(Figure record extracts)
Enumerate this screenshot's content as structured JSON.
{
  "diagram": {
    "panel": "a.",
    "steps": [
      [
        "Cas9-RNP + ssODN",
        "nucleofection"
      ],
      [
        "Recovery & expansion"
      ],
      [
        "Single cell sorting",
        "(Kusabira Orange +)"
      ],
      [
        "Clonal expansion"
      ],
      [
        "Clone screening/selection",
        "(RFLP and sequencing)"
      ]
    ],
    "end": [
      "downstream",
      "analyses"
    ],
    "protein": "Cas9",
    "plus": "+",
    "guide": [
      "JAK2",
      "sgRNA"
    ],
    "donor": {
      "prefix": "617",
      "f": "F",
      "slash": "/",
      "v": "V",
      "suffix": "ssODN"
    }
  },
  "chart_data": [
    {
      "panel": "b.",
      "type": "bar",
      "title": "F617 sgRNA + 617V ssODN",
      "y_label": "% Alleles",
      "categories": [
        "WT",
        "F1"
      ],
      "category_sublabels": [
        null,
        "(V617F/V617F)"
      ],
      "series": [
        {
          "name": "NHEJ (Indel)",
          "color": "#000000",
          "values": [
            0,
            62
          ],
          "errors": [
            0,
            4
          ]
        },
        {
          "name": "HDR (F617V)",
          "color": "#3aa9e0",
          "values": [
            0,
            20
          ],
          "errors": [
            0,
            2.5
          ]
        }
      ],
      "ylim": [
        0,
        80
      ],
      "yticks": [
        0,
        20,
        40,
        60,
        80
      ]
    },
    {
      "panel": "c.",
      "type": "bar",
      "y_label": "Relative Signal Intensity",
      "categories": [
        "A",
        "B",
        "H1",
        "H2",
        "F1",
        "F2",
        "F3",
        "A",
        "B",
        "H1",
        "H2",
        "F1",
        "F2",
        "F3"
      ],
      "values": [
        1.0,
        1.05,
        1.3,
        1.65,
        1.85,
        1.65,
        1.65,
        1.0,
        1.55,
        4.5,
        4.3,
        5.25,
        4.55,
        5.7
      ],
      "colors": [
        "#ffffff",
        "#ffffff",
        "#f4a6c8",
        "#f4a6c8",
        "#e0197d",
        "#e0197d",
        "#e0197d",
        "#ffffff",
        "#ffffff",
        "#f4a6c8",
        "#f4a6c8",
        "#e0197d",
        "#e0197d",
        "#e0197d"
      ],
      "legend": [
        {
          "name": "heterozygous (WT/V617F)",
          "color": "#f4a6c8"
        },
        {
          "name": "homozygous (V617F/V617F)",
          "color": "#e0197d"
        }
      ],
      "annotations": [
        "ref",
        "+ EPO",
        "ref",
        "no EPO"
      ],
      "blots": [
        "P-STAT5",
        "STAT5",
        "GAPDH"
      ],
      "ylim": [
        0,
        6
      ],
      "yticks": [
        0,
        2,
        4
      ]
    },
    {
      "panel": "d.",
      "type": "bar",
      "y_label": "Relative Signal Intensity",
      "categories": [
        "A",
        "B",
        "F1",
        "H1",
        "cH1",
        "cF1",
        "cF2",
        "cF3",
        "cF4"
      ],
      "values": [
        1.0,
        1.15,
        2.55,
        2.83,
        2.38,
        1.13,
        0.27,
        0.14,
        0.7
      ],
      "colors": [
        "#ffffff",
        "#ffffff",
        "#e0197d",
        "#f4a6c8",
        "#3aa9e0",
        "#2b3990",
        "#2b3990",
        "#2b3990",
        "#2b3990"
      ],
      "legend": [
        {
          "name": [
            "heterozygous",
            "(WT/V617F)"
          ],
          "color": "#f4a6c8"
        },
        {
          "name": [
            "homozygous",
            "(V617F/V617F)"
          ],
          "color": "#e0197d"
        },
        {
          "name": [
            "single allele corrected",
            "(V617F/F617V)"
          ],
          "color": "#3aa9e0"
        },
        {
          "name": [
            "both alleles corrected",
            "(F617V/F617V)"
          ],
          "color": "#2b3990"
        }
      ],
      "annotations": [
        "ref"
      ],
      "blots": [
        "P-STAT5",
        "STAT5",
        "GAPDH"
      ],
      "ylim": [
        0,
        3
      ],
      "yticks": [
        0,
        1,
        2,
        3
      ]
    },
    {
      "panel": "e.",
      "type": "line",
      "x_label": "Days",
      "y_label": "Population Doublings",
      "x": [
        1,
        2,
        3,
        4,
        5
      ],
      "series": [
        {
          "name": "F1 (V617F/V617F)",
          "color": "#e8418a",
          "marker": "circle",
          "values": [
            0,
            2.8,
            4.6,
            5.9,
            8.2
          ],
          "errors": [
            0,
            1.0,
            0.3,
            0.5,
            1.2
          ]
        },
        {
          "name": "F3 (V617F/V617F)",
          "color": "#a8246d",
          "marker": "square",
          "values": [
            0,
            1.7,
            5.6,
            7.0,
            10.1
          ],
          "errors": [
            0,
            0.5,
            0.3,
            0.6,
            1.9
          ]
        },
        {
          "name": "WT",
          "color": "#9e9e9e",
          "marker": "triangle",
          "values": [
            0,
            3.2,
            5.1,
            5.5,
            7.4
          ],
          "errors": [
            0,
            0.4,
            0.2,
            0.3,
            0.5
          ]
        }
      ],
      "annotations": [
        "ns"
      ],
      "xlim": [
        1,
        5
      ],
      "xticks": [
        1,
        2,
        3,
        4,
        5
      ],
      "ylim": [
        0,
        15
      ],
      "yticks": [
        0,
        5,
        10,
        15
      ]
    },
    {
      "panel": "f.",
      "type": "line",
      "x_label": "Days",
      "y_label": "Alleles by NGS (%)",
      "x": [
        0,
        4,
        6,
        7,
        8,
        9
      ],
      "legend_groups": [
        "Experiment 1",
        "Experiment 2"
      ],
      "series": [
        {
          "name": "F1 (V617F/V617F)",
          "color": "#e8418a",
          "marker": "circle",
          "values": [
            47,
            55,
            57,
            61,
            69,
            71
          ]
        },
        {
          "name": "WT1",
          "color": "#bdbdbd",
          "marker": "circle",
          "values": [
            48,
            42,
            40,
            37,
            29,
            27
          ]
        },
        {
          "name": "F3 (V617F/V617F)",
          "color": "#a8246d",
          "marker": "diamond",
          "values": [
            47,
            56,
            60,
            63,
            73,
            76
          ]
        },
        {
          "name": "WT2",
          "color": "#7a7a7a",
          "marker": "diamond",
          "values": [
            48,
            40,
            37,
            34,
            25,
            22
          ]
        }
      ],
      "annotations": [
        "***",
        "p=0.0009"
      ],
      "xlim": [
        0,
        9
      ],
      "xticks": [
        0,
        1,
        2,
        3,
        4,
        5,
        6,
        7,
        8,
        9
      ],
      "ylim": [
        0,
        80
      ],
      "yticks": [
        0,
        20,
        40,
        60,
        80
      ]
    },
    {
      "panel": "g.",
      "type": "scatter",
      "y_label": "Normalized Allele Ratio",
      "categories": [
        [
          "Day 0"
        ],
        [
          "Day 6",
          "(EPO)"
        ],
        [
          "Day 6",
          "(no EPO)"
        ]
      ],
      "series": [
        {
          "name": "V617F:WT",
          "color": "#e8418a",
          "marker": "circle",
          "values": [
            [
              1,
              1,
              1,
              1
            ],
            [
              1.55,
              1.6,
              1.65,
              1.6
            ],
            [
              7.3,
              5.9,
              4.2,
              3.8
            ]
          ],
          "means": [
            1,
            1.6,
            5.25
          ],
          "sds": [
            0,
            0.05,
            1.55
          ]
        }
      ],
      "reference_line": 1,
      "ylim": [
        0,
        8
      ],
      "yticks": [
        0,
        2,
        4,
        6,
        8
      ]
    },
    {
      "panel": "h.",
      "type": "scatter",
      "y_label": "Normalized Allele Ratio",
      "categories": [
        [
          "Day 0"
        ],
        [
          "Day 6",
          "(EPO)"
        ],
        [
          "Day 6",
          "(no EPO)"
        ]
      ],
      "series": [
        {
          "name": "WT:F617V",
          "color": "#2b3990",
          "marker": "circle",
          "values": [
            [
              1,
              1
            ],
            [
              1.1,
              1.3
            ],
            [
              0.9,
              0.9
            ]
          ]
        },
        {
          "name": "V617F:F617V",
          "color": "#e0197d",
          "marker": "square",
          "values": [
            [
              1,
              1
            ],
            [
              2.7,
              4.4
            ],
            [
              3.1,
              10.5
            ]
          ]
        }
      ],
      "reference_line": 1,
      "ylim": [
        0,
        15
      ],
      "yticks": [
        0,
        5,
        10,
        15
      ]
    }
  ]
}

WORK REQUIRED: Report each line of the data in which "ssODN" occurs.

EXERCISE OUTPUT:
        "Cas9-RNP + ssODN",
      "suffix": "ssODN"
      "title": "F617 sgRNA + 617V ssODN",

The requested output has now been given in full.